= Aim =
Repeat the records below exactly, leaving out any pictures.

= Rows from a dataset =
_ _ _ _ _
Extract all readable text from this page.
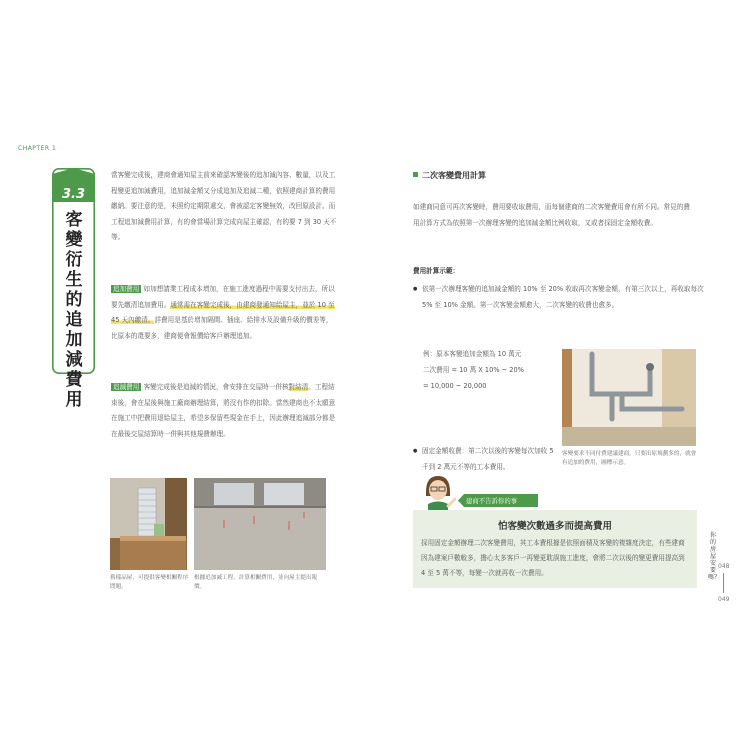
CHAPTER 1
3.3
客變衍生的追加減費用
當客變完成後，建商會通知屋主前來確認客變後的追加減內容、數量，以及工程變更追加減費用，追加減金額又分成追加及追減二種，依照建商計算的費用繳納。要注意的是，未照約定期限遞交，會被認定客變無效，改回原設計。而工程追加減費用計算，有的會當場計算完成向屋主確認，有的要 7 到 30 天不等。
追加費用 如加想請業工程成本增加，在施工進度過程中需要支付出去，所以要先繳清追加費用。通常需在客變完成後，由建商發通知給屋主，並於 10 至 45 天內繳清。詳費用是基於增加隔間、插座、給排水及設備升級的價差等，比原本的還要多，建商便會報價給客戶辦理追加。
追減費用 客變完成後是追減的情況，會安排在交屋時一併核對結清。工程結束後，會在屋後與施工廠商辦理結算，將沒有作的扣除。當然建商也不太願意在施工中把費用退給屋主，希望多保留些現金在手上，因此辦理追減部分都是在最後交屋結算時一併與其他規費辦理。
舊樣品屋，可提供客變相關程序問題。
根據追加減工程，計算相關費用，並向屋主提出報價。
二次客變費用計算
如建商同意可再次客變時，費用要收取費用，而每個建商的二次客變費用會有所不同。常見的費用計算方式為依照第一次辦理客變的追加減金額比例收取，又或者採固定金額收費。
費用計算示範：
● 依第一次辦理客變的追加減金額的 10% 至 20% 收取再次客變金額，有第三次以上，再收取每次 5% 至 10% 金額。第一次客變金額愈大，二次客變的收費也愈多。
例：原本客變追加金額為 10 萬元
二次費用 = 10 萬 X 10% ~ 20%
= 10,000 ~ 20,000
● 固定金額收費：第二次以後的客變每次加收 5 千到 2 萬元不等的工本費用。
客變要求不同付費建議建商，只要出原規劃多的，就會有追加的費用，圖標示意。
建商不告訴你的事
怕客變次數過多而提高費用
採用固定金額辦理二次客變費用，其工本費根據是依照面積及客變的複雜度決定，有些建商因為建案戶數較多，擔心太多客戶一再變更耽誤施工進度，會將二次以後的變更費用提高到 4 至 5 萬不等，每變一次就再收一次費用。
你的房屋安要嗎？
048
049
_ _ _ _ _
= The response =
Extract all readable text from this page.
CHAPTER 1
3.3
客變衍生的追加減費用
當客變完成後，建商會通知屋主前來確認客變後的追加減內容、數量，以及工程變更追加減費用，追加減金額又分成追加及追減二種，依照建商計算的費用繳納。要注意的是，未照約定期限遞交，會被認定客變無效，改回原設計。而工程追加減費用計算，有的會當場計算完成向屋主確認，有的要 7 到 30 天不等。
追加費用 如加想請業工程成本增加，在施工進度過程中需要支付出去，所以要先繳清追加費用。通常需在客變完成後，由建商發通知給屋主，並於 10 至 45 天內繳清。詳費用是基於增加隔間、插座、給排水及設備升級的價差等，比原本的還要多，建商便會報價給客戶辦理追加。
追減費用 客變完成後是追減的情況，會安排在交屋時一併核對結清。工程結束後，會在屋後與施工廠商辦理結算，將沒有作的扣除。當然建商也不太願意在施工中把費用退給屋主，希望多保留些現金在手上，因此辦理追減部分都是在最後交屋結算時一併與其他規費辦理。
舊樣品屋，可提供客變相關程序問題。
根據追加減工程，計算相關費用，並向屋主提出報價。
二次客變費用計算
如建商同意可再次客變時，費用要收取費用，而每個建商的二次客變費用會有所不同。常見的費用計算方式為依照第一次辦理客變的追加減金額比例收取，又或者採固定金額收費。
費用計算示範：
● 依第一次辦理客變的追加減金額的 10% 至 20% 收取再次客變金額，有第三次以上，再收取每次 5% 至 10% 金額。第一次客變金額愈大，二次客變的收費也愈多。
例：原本客變追加金額為 10 萬元
二次費用 = 10 萬 X 10% ~ 20%
= 10,000 ~ 20,000
● 固定金額收費：第二次以後的客變每次加收 5 千到 2 萬元不等的工本費用。
客變要求不同付費建議建商，只要出原規劃多的，就會有追加的費用，圖標示意。
建商不告訴你的事
怕客變次數過多而提高費用
採用固定金額辦理二次客變費用，其工本費根據是依照面積及客變的複雜度決定，有些建商因為建案戶數較多，擔心太多客戶一再變更耽誤施工進度，會將二次以後的變更費用提高到 4 至 5 萬不等，每變一次就再收一次費用。
你的房屋安要嗎？
048
049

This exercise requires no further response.